# [Short problem a]
Could you quote, unchanged, the stretch of the listing running from the line that contains "y-tick-label: Wien <box>134 143 175 163</box>" through the line that contains "bar-segment <box>345 139 480 169</box>", both included?

# [Excerpt provided]
The medium of the moving image began as a series of still images crudely strung together and silently projected with hand-cranked machines in small storefront theaters capturing and sharing simple and everyday movements of the physical world; over time the medium has evolved into one in which hyper-real creations of vast imaginary worlds and reflections of complex realities are projected across multiple viewing platforms that pervade our lives, from giant immersive walls of flickering light to tiny screens that we hold in our hands and projection windows that we wear in front of our eyes.1 Since its early beginnings many have analyzed this evolving medium, attempting to fully understand it and utilize it to its fullest potential. Many different analytical theories and approaches have evolved over time as well, including different approaches of analysis for different aspects of the medium, from form and content to the experience of the viewer to cultural and social influences; separate schools of analysis for each new evolving form of the moving image, from movies to television to video games and beyond; and the inclusion of interdisciplinary approaches from other domains of knowledge, from philosophy to linguistics to the hard sciences (Andrews, 1976; Braudy & Cohen, 2009; Kaplan, 2009; Rombes, 2009). This article is a preliminary attempt to more fully understand this continually evolving complex medium by exploring the development of an integrally informed transdisciplinary meta-approach for cinematic analysis to potentially map and integrate the plethora of analytical theories, approaches, and schools of thought, and expand our capacity to comprehend and utilize the increasing power and pervasiveness of the moving image.

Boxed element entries
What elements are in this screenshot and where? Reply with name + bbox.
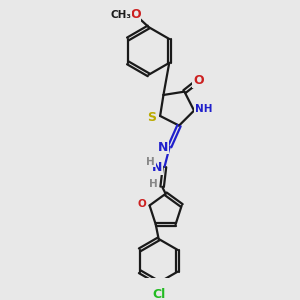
Text: H: H [146, 157, 155, 167]
Text: O: O [193, 74, 204, 87]
Text: NH: NH [195, 104, 212, 114]
Text: Cl: Cl [152, 288, 165, 300]
Text: N: N [152, 161, 162, 174]
Text: O: O [137, 199, 146, 209]
Text: CH₃: CH₃ [110, 10, 131, 20]
Text: H: H [149, 179, 158, 190]
Text: S: S [147, 111, 156, 124]
Text: N: N [158, 141, 169, 154]
Text: O: O [130, 8, 141, 21]
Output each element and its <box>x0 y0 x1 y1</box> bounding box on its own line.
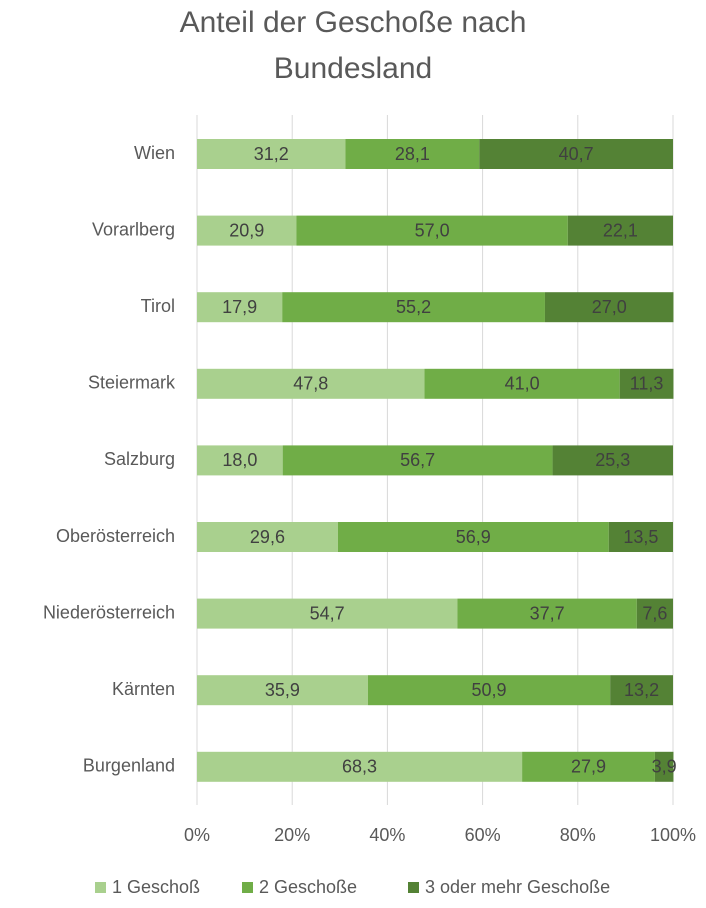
y-tick-label: Wien <box>134 143 175 163</box>
legend-swatch <box>242 882 253 893</box>
x-tick-label: 0% <box>184 825 210 845</box>
x-tick-label: 40% <box>369 825 405 845</box>
bar-segment <box>282 292 545 323</box>
data-label: 13,5 <box>623 527 658 547</box>
bar-segment <box>457 598 637 629</box>
legend-label: 3 oder mehr Geschoße <box>425 877 610 897</box>
data-label: 35,9 <box>265 680 300 700</box>
y-tick-label: Burgenland <box>83 756 175 776</box>
data-label: 27,9 <box>571 757 606 777</box>
y-tick-label: Vorarlberg <box>92 219 175 239</box>
x-tick-label: 60% <box>465 825 501 845</box>
bar-segment <box>479 139 673 169</box>
bar-segment <box>197 675 368 706</box>
bar-segment <box>345 139 480 169</box>
bar-segment <box>296 215 568 246</box>
legend-swatch <box>95 882 106 893</box>
data-label: 25,3 <box>595 450 630 470</box>
bar-segment <box>197 522 338 552</box>
y-tick-label: Niederösterreich <box>43 602 175 622</box>
bar-segment <box>197 215 297 246</box>
data-label: 31,2 <box>254 144 289 164</box>
legend-label: 2 Geschoße <box>259 877 357 897</box>
y-tick-label: Salzburg <box>104 449 175 469</box>
data-label: 68,3 <box>342 757 377 777</box>
data-label: 55,2 <box>396 297 431 317</box>
bar-segment <box>608 522 673 552</box>
x-tick-label: 80% <box>560 825 596 845</box>
data-label: 56,7 <box>400 450 435 470</box>
data-label: 41,0 <box>505 374 540 394</box>
data-label: 54,7 <box>310 603 345 623</box>
data-label: 57,0 <box>415 220 450 240</box>
legend-label: 1 Geschoß <box>112 877 200 897</box>
data-label: 3,9 <box>652 757 677 777</box>
y-tick-label: Steiermark <box>88 373 176 393</box>
data-label: 17,9 <box>222 297 257 317</box>
bar-segment <box>636 598 673 629</box>
bar-segment <box>197 751 523 782</box>
bar-segment <box>367 675 611 706</box>
data-label: 18,0 <box>222 450 257 470</box>
bar-segment <box>424 368 620 399</box>
bar-segment <box>337 522 609 552</box>
x-tick-label: 100% <box>650 825 696 845</box>
y-tick-label: Kärnten <box>112 679 175 699</box>
bar-segment <box>654 751 674 782</box>
data-label: 22,1 <box>603 220 638 240</box>
data-label: 50,9 <box>472 680 507 700</box>
bar-segment <box>197 445 283 476</box>
chart-title: Anteil der Geschoße nach Bundesland <box>179 6 527 85</box>
bar-segment <box>282 445 553 476</box>
y-tick-label: Tirol <box>141 296 175 316</box>
bar-segment <box>522 751 655 782</box>
data-label: 20,9 <box>229 220 264 240</box>
data-label: 7,6 <box>642 603 667 623</box>
bar-segment <box>197 292 283 323</box>
data-label: 37,7 <box>530 603 565 623</box>
bar-segment <box>552 445 673 476</box>
bar-segment <box>544 292 674 323</box>
y-tick-label: Oberösterreich <box>56 526 175 546</box>
bar-segment <box>619 368 674 399</box>
bar-segment <box>610 675 673 706</box>
legend-swatch <box>408 882 419 893</box>
data-label: 56,9 <box>456 527 491 547</box>
data-label: 27,0 <box>592 297 627 317</box>
bar-segment <box>567 215 673 246</box>
data-label: 28,1 <box>395 144 430 164</box>
data-label: 47,8 <box>293 374 328 394</box>
data-label: 40,7 <box>559 144 594 164</box>
data-label: 29,6 <box>250 527 285 547</box>
bar-segment <box>197 139 346 169</box>
bar-segment <box>197 598 458 629</box>
x-tick-label: 20% <box>274 825 310 845</box>
bar-segment <box>197 368 425 399</box>
data-label: 13,2 <box>624 680 659 700</box>
data-label: 11,3 <box>630 374 664 394</box>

# [Short problem b]
Answer these from the excerpt on the moving image:
(i) What kind of machines were first used to project the still images?
(ii) Which domains of knowledge does the excerpt name as sources of interdisciplinary approaches?
(iii) What does the article explore developing for cinematic analysis?

# [Response a]
y-tick-label: Wien <box>134 143 175 163</box>
legend-swatch <box>242 882 253 893</box>
x-tick-label: 0% <box>184 825 210 845</box>
x-tick-label: 40% <box>369 825 405 845</box>
bar-segment <box>282 292 545 323</box>
data-label: 13,5 <box>623 527 658 547</box>
bar-segment <box>457 598 637 629</box>
legend-label: 3 oder mehr Geschoße <box>425 877 610 897</box>
data-label: 35,9 <box>265 680 300 700</box>
y-tick-label: Burgenland <box>83 756 175 776</box>
data-label: 27,9 <box>571 757 606 777</box>
y-tick-label: Vorarlberg <box>92 219 175 239</box>
x-tick-label: 60% <box>465 825 501 845</box>
bar-segment <box>479 139 673 169</box>
bar-segment <box>197 675 368 706</box>
bar-segment <box>345 139 480 169</box>

# [Response b]
(i) Hand-cranked machines.
(ii) Philosophy, linguistics, and the hard sciences.
(iii) An integrally informed transdisciplinary meta-approach.